▼
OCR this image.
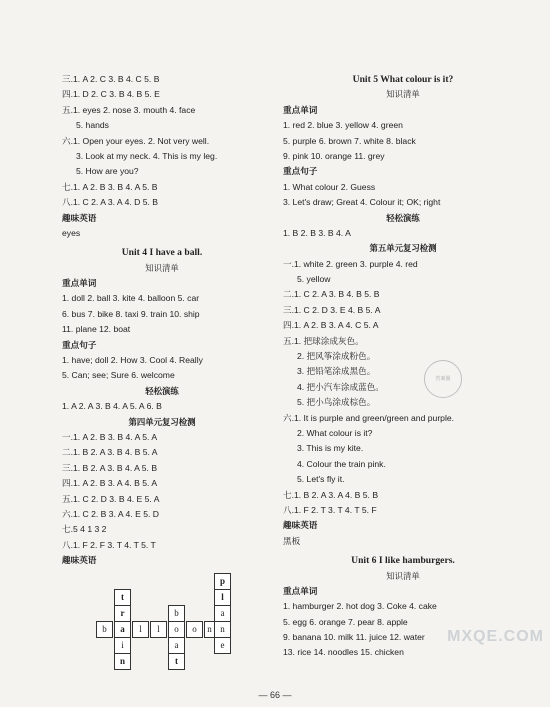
三.1. A 2. C 3. B 4. C 5. B
四.1. D 2. C 3. B 4. B 5. E
五.1. eyes 2. nose 3. mouth 4. face
5. hands
六.1. Open your eyes. 2. Not very well.
3. Look at my neck. 4. This is my leg.
5. How are you?
七.1. A 2. B 3. B 4. A 5. B
八.1. C 2. A 3. A 4. D 5. B
趣味英语
eyes
Unit 4 I have a ball.
知识清单
重点单词
1. doll 2. ball 3. kite 4. balloon 5. car
6. bus 7. bike 8. taxi 9. train 10. ship
11. plane 12. boat
重点句子
1. have; doll 2. How 3. Cool 4. Really
5. Can; see; Sure 6. welcome
轻松演练
1. A 2. A 3. B 4. A 5. A 6. B
第四单元复习检测
一.1. A 2. B 3. B 4. A 5. A
二.1. B 2. A 3. B 4. B 5. A
三.1. B 2. A 3. B 4. A 5. B
四.1. A 2. B 3. A 4. B 5. A
五.1. C 2. D 3. B 4. E 5. A
六.1. C 2. B 3. A 4. E 5. D
七.5 4 1 3 2
八.1. F 2. F 3. T 4. T 5. T
趣味英语
Unit 5 What colour is it?
知识清单
重点单词
1. red 2. blue 3. yellow 4. green
5. purple 6. brown 7. white 8. black
9. pink 10. orange 11. grey
重点句子
1. What colour 2. Guess
3. Let's draw; Great 4. Colour it; OK; right
轻松演练
1. B 2. B 3. B 4. A
第五单元复习检测
一.1. white 2. green 3. purple 4. red
5. yellow
二.1. C 2. A 3. B 4. B 5. B
三.1. C 2. D 3. E 4. B 5. A
四.1. A 2. B 3. A 4. C 5. A
五.1. 把球涂成灰色。
2. 把风筝涂成粉色。
3. 把铅笔涂成黑色。
4. 把小汽车涂成蓝色。
5. 把小鸟涂成棕色。
六.1. It is purple and green/green and purple.
2. What colour is it?
3. This is my kite.
4. Colour the train pink.
5. Let's fly it.
七.1. B 2. A 3. A 4. B 5. B
八.1. F 2. T 3. T 4. T 5. F
趣味英语
黑板
Unit 6 I like hamburgers.
知识清单
重点单词
1. hamburger 2. hot dog 3. Coke 4. cake
5. egg 6. orange 7. pear 8. apple
9. banana 10. milk 11. juice 12. water
13. rice 14. noodles 15. chicken
p
l
a
n
e
t
r
i
n
b	a	l	l	o	o	n
b
a
t
答案圈
MXQE.COM
— 66 —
▲
§ **Exercise directions**:
Give every line back word for word and leave the pictures out.

§ **Task response**:
OCR this image.
三.1. A 2. C 3. B 4. C 5. B
四.1. D 2. C 3. B 4. B 5. E
五.1. eyes 2. nose 3. mouth 4. face
5. hands
六.1. Open your eyes. 2. Not very well.
3. Look at my neck. 4. This is my leg.
5. How are you?
七.1. A 2. B 3. B 4. A 5. B
八.1. C 2. A 3. A 4. D 5. B
趣味英语
eyes
Unit 4 I have a ball.
知识清单
重点单词
1. doll 2. ball 3. kite 4. balloon 5. car
6. bus 7. bike 8. taxi 9. train 10. ship
11. plane 12. boat
重点句子
1. have; doll 2. How 3. Cool 4. Really
5. Can; see; Sure 6. welcome
轻松演练
1. A 2. A 3. B 4. A 5. A 6. B
第四单元复习检测
一.1. A 2. B 3. B 4. A 5. A
二.1. B 2. A 3. B 4. B 5. A
三.1. B 2. A 3. B 4. A 5. B
四.1. A 2. B 3. A 4. B 5. A
五.1. C 2. D 3. B 4. E 5. A
六.1. C 2. B 3. A 4. E 5. D
七.5 4 1 3 2
八.1. F 2. F 3. T 4. T 5. T
趣味英语
Unit 5 What colour is it?
知识清单
重点单词
1. red 2. blue 3. yellow 4. green
5. purple 6. brown 7. white 8. black
9. pink 10. orange 11. grey
重点句子
1. What colour 2. Guess
3. Let's draw; Great 4. Colour it; OK; right
轻松演练
1. B 2. B 3. B 4. A
第五单元复习检测
一.1. white 2. green 3. purple 4. red
5. yellow
二.1. C 2. A 3. B 4. B 5. B
三.1. C 2. D 3. E 4. B 5. A
四.1. A 2. B 3. A 4. C 5. A
五.1. 把球涂成灰色。
2. 把风筝涂成粉色。
3. 把铅笔涂成黑色。
4. 把小汽车涂成蓝色。
5. 把小鸟涂成棕色。
六.1. It is purple and green/green and purple.
2. What colour is it?
3. This is my kite.
4. Colour the train pink.
5. Let's fly it.
七.1. B 2. A 3. A 4. B 5. B
八.1. F 2. T 3. T 4. T 5. F
趣味英语
黑板
Unit 6 I like hamburgers.
知识清单
重点单词
1. hamburger 2. hot dog 3. Coke 4. cake
5. egg 6. orange 7. pear 8. apple
9. banana 10. milk 11. juice 12. water
13. rice 14. noodles 15. chicken
p
l
a
n
e
t
r
i
n
b	a	l	l	o	o	n
b
a
t
答案圈
MXQE.COM
— 66 —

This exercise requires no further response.